* WHAT IS ASKED
Would you repeat the listing exactly but omit every picture?

==*==

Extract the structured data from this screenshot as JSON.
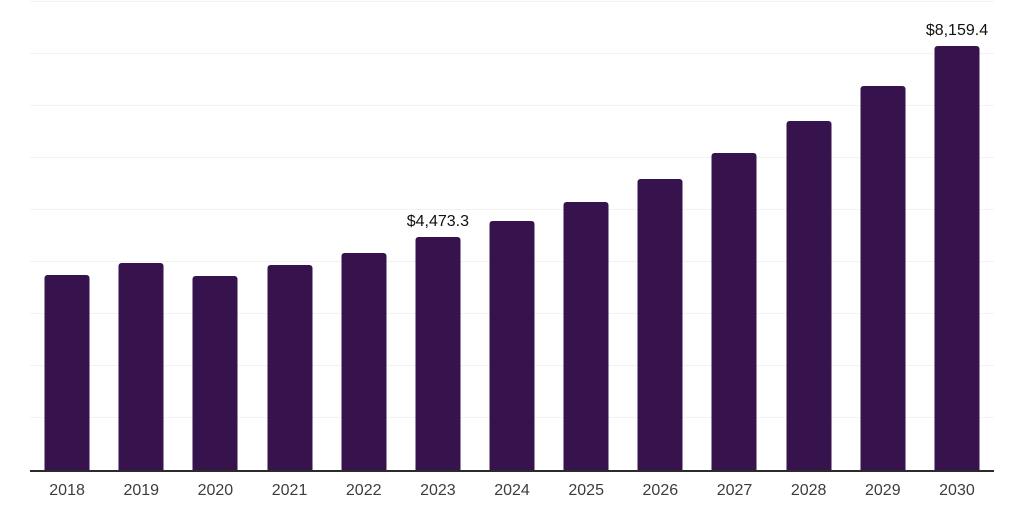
{
  "chart_data": {
    "type": "bar",
    "title": "",
    "xlabel": "",
    "ylabel": "",
    "categories": [
      "2018",
      "2019",
      "2020",
      "2021",
      "2022",
      "2023",
      "2024",
      "2025",
      "2026",
      "2027",
      "2028",
      "2029",
      "2030"
    ],
    "values": [
      3755,
      3980,
      3730,
      3935,
      4175,
      4473.3,
      4785,
      5150,
      5590,
      6090,
      6705,
      7390,
      8159.4
    ],
    "data_labels": [
      "",
      "",
      "",
      "",
      "",
      "$4,473.3",
      "",
      "",
      "",
      "",
      "",
      "",
      "$8,159.4"
    ],
    "ylim": [
      0,
      9000
    ],
    "gridline_step": 1000,
    "grid": "horizontal-only",
    "legend": "none",
    "y_axis_labels_shown": false
  },
  "colors": {
    "bar": "#36134D",
    "axis_line": "#2B2B2B",
    "gridline": "#F2F2F2",
    "tick_label": "#3D3D3D",
    "data_label": "#111111",
    "background": "#FFFFFF"
  }
}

==*==

* EXERCISE RESPONSE
Extract the structured data from this screenshot as JSON.
{
  "chart_data": {
    "type": "bar",
    "title": "",
    "xlabel": "",
    "ylabel": "",
    "categories": [
      "2018",
      "2019",
      "2020",
      "2021",
      "2022",
      "2023",
      "2024",
      "2025",
      "2026",
      "2027",
      "2028",
      "2029",
      "2030"
    ],
    "values": [
      3755,
      3980,
      3730,
      3935,
      4175,
      4473.3,
      4785,
      5150,
      5590,
      6090,
      6705,
      7390,
      8159.4
    ],
    "data_labels": [
      "",
      "",
      "",
      "",
      "",
      "$4,473.3",
      "",
      "",
      "",
      "",
      "",
      "",
      "$8,159.4"
    ],
    "ylim": [
      0,
      9000
    ],
    "gridline_step": 1000,
    "grid": "horizontal-only",
    "legend": "none",
    "y_axis_labels_shown": false
  },
  "colors": {
    "bar": "#36134D",
    "axis_line": "#2B2B2B",
    "gridline": "#F2F2F2",
    "tick_label": "#3D3D3D",
    "data_label": "#111111",
    "background": "#FFFFFF"
  }
}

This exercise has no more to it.